## Goal
Your task is to print all of the data word for word.

Entries taken from a collection
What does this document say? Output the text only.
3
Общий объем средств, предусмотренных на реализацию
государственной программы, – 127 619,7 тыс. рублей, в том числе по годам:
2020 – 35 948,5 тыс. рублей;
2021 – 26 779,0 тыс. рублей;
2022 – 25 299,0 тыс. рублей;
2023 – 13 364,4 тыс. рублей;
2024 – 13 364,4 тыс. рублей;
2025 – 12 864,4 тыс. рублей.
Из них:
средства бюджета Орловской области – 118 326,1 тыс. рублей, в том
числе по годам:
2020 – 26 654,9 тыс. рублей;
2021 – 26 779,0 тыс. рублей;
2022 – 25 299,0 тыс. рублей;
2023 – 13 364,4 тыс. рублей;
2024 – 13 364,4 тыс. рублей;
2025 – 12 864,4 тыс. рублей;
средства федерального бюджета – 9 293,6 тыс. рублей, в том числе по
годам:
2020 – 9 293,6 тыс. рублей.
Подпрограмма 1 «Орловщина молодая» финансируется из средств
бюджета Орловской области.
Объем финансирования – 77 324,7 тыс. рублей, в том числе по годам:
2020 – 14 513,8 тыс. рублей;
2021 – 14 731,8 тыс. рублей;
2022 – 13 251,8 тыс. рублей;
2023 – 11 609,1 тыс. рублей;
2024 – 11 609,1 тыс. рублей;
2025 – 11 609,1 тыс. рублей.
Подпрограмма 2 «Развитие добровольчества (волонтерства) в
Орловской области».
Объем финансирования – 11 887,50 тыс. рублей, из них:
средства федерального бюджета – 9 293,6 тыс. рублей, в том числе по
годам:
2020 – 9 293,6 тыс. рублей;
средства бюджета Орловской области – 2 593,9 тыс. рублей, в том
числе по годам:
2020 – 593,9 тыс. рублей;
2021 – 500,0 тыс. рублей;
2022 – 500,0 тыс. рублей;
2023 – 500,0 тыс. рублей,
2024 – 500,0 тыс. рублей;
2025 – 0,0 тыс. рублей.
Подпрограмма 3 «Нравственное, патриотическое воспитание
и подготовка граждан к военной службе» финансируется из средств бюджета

## Written answer
What does this document say? Output the text only.
3
Общий объем средств, предусмотренных на реализацию
государственной программы, – 127 619,7 тыс. рублей, в том числе по годам:
2020 – 35 948,5 тыс. рублей;
2021 – 26 779,0 тыс. рублей;
2022 – 25 299,0 тыс. рублей;
2023 – 13 364,4 тыс. рублей;
2024 – 13 364,4 тыс. рублей;
2025 – 12 864,4 тыс. рублей.
Из них:
средства бюджета Орловской области – 118 326,1 тыс. рублей, в том
числе по годам:
2020 – 26 654,9 тыс. рублей;
2021 – 26 779,0 тыс. рублей;
2022 – 25 299,0 тыс. рублей;
2023 – 13 364,4 тыс. рублей;
2024 – 13 364,4 тыс. рублей;
2025 – 12 864,4 тыс. рублей;
средства федерального бюджета – 9 293,6 тыс. рублей, в том числе по
годам:
2020 – 9 293,6 тыс. рублей.
Подпрограмма 1 «Орловщина молодая» финансируется из средств
бюджета Орловской области.
Объем финансирования – 77 324,7 тыс. рублей, в том числе по годам:
2020 – 14 513,8 тыс. рублей;
2021 – 14 731,8 тыс. рублей;
2022 – 13 251,8 тыс. рублей;
2023 – 11 609,1 тыс. рублей;
2024 – 11 609,1 тыс. рублей;
2025 – 11 609,1 тыс. рублей.
Подпрограмма 2 «Развитие добровольчества (волонтерства) в
Орловской области».
Объем финансирования – 11 887,50 тыс. рублей, из них:
средства федерального бюджета – 9 293,6 тыс. рублей, в том числе по
годам:
2020 – 9 293,6 тыс. рублей;
средства бюджета Орловской области – 2 593,9 тыс. рублей, в том
числе по годам:
2020 – 593,9 тыс. рублей;
2021 – 500,0 тыс. рублей;
2022 – 500,0 тыс. рублей;
2023 – 500,0 тыс. рублей,
2024 – 500,0 тыс. рублей;
2025 – 0,0 тыс. рублей.
Подпрограмма 3 «Нравственное, патриотическое воспитание
и подготовка граждан к военной службе» финансируется из средств бюджета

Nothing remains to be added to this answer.